» Stated exercise: Output the records exactly. Include every line.

Figure record listings:
++++++++++++++++++++
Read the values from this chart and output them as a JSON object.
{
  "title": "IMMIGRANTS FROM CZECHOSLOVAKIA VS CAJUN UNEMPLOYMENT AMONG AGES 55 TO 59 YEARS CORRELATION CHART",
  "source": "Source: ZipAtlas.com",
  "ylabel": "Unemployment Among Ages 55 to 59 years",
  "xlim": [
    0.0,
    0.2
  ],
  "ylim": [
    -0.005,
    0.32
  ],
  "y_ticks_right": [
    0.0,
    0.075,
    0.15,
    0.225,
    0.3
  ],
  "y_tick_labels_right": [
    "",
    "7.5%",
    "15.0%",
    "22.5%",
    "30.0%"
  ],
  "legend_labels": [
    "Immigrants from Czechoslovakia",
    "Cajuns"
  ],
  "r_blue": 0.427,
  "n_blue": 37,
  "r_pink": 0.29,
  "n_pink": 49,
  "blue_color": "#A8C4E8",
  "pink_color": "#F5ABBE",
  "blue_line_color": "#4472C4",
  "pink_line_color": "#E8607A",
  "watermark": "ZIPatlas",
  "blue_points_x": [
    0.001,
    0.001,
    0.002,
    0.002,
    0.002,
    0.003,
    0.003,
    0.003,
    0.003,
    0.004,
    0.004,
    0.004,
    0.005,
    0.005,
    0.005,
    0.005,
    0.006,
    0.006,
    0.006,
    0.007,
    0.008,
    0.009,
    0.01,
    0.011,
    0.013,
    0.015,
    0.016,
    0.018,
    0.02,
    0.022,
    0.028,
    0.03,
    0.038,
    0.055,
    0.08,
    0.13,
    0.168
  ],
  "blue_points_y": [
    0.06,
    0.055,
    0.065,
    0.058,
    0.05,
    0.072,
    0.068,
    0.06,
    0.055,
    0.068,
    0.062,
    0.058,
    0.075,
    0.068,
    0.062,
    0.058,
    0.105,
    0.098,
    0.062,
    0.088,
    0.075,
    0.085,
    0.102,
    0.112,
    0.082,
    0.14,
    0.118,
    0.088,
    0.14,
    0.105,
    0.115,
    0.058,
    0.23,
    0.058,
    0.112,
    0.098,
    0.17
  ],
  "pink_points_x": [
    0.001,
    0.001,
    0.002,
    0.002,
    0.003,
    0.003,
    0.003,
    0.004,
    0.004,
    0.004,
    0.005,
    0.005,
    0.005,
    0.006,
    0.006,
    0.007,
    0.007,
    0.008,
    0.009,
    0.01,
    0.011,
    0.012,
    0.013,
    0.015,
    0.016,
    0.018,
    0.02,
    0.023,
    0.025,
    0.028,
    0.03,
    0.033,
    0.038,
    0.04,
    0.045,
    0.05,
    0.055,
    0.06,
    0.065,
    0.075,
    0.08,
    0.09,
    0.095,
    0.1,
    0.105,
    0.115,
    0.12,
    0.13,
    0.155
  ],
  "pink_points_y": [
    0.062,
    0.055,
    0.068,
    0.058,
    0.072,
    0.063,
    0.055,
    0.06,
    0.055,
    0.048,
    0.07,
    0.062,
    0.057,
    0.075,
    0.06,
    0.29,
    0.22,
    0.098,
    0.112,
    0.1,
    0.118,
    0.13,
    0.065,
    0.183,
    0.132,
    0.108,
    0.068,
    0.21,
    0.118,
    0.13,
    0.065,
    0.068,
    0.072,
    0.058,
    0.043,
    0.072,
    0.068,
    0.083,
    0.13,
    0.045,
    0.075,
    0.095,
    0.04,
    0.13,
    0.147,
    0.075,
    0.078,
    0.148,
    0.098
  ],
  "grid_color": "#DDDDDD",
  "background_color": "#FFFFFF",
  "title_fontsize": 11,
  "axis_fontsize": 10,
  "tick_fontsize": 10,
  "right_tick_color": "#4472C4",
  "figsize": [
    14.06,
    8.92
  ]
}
++++++++++++++++++++
» Expected answer:
Read the values from this chart and output them as a JSON object.
{
  "title": "IMMIGRANTS FROM CZECHOSLOVAKIA VS CAJUN UNEMPLOYMENT AMONG AGES 55 TO 59 YEARS CORRELATION CHART",
  "source": "Source: ZipAtlas.com",
  "ylabel": "Unemployment Among Ages 55 to 59 years",
  "xlim": [
    0.0,
    0.2
  ],
  "ylim": [
    -0.005,
    0.32
  ],
  "y_ticks_right": [
    0.0,
    0.075,
    0.15,
    0.225,
    0.3
  ],
  "y_tick_labels_right": [
    "",
    "7.5%",
    "15.0%",
    "22.5%",
    "30.0%"
  ],
  "legend_labels": [
    "Immigrants from Czechoslovakia",
    "Cajuns"
  ],
  "r_blue": 0.427,
  "n_blue": 37,
  "r_pink": 0.29,
  "n_pink": 49,
  "blue_color": "#A8C4E8",
  "pink_color": "#F5ABBE",
  "blue_line_color": "#4472C4",
  "pink_line_color": "#E8607A",
  "watermark": "ZIPatlas",
  "blue_points_x": [
    0.001,
    0.001,
    0.002,
    0.002,
    0.002,
    0.003,
    0.003,
    0.003,
    0.003,
    0.004,
    0.004,
    0.004,
    0.005,
    0.005,
    0.005,
    0.005,
    0.006,
    0.006,
    0.006,
    0.007,
    0.008,
    0.009,
    0.01,
    0.011,
    0.013,
    0.015,
    0.016,
    0.018,
    0.02,
    0.022,
    0.028,
    0.03,
    0.038,
    0.055,
    0.08,
    0.13,
    0.168
  ],
  "blue_points_y": [
    0.06,
    0.055,
    0.065,
    0.058,
    0.05,
    0.072,
    0.068,
    0.06,
    0.055,
    0.068,
    0.062,
    0.058,
    0.075,
    0.068,
    0.062,
    0.058,
    0.105,
    0.098,
    0.062,
    0.088,
    0.075,
    0.085,
    0.102,
    0.112,
    0.082,
    0.14,
    0.118,
    0.088,
    0.14,
    0.105,
    0.115,
    0.058,
    0.23,
    0.058,
    0.112,
    0.098,
    0.17
  ],
  "pink_points_x": [
    0.001,
    0.001,
    0.002,
    0.002,
    0.003,
    0.003,
    0.003,
    0.004,
    0.004,
    0.004,
    0.005,
    0.005,
    0.005,
    0.006,
    0.006,
    0.007,
    0.007,
    0.008,
    0.009,
    0.01,
    0.011,
    0.012,
    0.013,
    0.015,
    0.016,
    0.018,
    0.02,
    0.023,
    0.025,
    0.028,
    0.03,
    0.033,
    0.038,
    0.04,
    0.045,
    0.05,
    0.055,
    0.06,
    0.065,
    0.075,
    0.08,
    0.09,
    0.095,
    0.1,
    0.105,
    0.115,
    0.12,
    0.13,
    0.155
  ],
  "pink_points_y": [
    0.062,
    0.055,
    0.068,
    0.058,
    0.072,
    0.063,
    0.055,
    0.06,
    0.055,
    0.048,
    0.07,
    0.062,
    0.057,
    0.075,
    0.06,
    0.29,
    0.22,
    0.098,
    0.112,
    0.1,
    0.118,
    0.13,
    0.065,
    0.183,
    0.132,
    0.108,
    0.068,
    0.21,
    0.118,
    0.13,
    0.065,
    0.068,
    0.072,
    0.058,
    0.043,
    0.072,
    0.068,
    0.083,
    0.13,
    0.045,
    0.075,
    0.095,
    0.04,
    0.13,
    0.147,
    0.075,
    0.078,
    0.148,
    0.098
  ],
  "grid_color": "#DDDDDD",
  "background_color": "#FFFFFF",
  "title_fontsize": 11,
  "axis_fontsize": 10,
  "tick_fontsize": 10,
  "right_tick_color": "#4472C4",
  "figsize": [
    14.06,
    8.92
  ]
}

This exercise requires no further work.